ENTRIES SUPPLIED:
■ ■ ■ ■
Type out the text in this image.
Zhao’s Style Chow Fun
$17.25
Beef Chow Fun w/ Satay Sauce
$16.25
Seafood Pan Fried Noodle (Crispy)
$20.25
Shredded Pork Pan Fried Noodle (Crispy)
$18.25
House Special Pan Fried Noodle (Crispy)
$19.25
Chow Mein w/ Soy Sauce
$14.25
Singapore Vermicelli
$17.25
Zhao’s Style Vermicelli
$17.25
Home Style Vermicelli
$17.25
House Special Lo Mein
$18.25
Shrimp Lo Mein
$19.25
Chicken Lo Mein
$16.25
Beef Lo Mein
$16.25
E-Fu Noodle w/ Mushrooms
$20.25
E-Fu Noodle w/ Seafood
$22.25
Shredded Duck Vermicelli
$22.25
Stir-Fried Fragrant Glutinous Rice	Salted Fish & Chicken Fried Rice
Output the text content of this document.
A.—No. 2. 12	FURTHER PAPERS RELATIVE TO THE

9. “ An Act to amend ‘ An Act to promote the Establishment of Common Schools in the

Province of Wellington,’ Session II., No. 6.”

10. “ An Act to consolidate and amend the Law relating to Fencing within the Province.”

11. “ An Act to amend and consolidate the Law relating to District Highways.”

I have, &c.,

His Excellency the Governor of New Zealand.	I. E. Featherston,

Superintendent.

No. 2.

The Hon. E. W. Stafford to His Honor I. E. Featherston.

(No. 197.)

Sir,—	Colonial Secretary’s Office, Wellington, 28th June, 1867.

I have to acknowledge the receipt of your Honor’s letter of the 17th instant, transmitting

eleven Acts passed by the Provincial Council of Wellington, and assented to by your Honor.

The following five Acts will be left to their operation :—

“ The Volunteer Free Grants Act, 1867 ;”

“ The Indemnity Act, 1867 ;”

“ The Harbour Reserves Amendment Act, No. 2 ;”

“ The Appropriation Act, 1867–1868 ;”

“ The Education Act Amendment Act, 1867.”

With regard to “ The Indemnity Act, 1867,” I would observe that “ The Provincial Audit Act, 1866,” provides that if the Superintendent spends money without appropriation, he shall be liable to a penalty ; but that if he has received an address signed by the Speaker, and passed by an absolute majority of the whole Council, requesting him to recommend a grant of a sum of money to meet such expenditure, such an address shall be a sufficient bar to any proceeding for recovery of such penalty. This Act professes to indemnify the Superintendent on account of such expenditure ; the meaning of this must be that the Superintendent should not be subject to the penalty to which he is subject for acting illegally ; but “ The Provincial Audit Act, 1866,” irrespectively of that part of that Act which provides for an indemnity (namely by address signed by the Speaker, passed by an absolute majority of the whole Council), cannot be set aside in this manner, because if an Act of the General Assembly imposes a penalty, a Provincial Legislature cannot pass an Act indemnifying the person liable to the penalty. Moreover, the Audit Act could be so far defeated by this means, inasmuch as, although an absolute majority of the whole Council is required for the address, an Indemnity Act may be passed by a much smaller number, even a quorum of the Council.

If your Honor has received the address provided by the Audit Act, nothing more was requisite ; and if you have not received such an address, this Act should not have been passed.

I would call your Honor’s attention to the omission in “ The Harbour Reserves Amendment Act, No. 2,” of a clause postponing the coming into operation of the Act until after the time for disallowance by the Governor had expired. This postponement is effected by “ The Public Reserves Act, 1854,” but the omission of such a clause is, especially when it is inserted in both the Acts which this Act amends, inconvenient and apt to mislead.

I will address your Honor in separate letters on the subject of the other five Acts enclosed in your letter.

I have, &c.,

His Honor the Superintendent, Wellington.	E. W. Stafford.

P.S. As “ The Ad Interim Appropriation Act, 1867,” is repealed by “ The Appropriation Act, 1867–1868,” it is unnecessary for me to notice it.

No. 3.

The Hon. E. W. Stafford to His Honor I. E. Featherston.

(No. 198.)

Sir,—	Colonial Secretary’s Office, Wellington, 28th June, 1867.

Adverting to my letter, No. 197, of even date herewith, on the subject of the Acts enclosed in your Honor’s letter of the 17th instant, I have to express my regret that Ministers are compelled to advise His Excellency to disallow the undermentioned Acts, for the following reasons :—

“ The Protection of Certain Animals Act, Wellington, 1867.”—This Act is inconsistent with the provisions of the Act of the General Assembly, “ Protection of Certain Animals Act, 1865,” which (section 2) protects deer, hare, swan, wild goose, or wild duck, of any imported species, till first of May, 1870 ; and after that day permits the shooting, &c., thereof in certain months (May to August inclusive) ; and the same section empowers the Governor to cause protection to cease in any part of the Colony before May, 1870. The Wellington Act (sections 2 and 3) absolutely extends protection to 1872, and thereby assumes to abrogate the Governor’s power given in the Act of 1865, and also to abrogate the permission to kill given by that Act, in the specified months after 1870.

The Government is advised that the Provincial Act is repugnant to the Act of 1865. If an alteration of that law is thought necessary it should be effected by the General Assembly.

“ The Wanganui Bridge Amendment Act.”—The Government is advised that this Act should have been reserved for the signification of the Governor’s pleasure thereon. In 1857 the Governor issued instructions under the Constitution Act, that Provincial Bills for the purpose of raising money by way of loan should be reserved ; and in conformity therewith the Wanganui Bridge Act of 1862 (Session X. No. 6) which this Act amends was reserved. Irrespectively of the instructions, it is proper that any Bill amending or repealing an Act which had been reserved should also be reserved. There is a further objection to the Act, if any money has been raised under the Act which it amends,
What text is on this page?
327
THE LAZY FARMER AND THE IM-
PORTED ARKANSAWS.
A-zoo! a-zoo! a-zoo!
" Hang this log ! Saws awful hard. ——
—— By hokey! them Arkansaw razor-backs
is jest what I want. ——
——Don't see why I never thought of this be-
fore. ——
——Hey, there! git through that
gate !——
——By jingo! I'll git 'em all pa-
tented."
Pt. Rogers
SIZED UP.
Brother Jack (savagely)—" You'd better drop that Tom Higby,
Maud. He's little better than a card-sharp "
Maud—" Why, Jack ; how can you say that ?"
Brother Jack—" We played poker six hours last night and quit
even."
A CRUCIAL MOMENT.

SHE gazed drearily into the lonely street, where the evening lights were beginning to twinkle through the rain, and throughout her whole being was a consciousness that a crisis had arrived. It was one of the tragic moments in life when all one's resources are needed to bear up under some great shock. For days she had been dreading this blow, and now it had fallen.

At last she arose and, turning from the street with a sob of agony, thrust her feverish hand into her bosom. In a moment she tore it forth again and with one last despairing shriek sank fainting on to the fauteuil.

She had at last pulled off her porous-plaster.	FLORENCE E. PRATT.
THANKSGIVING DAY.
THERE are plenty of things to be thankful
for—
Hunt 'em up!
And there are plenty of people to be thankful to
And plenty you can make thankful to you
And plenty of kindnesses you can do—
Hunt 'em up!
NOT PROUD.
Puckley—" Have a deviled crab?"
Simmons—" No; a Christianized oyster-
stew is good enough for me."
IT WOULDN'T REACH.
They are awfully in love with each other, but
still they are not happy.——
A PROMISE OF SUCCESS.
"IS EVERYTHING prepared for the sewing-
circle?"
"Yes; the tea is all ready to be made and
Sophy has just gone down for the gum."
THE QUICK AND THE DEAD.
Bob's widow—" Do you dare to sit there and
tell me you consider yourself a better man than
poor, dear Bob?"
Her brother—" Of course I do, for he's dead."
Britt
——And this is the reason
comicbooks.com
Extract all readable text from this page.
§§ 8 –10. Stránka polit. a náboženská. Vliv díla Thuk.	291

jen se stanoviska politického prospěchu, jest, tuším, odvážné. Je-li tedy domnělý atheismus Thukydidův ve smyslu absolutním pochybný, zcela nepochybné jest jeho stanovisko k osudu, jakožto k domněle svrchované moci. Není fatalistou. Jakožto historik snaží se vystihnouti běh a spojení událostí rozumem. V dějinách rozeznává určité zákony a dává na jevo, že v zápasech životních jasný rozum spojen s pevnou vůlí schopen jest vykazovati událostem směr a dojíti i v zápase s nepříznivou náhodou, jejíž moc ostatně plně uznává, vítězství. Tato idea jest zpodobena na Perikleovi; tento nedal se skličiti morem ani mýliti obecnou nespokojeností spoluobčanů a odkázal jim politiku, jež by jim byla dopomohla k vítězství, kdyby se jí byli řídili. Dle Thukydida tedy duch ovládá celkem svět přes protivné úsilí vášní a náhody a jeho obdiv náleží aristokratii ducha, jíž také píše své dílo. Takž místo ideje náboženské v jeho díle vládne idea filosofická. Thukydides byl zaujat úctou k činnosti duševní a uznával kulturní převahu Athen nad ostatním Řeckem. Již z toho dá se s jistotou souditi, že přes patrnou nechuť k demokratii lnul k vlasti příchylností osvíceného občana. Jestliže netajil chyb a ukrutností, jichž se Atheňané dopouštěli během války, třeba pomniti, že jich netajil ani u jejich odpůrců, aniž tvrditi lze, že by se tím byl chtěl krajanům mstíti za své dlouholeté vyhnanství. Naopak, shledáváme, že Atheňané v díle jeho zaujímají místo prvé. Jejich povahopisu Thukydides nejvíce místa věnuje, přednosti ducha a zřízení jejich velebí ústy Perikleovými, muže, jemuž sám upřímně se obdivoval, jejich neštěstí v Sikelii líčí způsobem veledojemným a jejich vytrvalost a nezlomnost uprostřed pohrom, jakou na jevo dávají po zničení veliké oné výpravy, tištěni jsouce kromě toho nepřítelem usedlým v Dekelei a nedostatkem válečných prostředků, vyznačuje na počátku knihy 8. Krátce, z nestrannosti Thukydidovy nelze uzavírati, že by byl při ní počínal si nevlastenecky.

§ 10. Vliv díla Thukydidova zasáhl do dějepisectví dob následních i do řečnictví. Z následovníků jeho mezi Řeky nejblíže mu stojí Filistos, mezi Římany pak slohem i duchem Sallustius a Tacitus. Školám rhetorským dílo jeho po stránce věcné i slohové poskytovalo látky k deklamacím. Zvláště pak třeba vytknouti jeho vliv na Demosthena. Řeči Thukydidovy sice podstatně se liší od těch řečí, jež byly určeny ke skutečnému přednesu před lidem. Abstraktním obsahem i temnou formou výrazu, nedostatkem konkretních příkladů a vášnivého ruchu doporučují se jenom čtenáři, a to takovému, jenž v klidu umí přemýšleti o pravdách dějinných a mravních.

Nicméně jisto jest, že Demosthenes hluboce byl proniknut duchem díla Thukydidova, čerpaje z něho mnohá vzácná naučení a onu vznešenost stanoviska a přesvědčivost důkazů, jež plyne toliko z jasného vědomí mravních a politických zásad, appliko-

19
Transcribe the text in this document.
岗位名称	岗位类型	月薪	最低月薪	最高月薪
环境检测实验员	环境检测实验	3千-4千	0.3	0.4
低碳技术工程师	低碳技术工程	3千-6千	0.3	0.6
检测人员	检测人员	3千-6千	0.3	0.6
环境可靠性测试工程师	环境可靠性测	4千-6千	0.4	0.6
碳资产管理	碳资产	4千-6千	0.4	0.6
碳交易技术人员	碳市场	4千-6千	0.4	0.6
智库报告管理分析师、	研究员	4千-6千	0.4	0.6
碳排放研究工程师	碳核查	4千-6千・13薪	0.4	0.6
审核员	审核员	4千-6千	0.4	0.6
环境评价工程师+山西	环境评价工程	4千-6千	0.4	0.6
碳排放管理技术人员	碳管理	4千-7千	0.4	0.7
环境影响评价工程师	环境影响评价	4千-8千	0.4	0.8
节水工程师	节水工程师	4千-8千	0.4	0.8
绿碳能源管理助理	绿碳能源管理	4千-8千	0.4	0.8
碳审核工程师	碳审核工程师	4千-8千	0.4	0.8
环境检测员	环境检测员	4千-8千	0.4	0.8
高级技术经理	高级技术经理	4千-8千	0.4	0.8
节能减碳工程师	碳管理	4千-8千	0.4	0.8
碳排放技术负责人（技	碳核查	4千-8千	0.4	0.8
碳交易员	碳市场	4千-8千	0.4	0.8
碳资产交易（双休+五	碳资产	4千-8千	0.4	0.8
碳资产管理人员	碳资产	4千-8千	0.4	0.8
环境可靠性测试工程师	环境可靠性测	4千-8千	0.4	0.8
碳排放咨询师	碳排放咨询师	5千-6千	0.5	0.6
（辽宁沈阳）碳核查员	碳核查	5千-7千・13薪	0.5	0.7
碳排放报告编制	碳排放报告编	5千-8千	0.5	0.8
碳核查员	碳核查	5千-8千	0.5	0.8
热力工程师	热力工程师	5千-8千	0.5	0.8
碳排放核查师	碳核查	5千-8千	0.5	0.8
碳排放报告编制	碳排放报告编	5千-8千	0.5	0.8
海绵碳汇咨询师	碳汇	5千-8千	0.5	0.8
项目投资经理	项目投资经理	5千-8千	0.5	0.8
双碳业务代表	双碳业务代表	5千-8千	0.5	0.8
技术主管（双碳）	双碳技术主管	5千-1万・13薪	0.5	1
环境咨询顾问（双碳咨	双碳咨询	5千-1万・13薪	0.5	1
■ ■ ■ ■
Check each line of the data above for the word "page" and say how many lines contain it, giving nothing besides the number.

RESPONSE TO THIS TASK: 2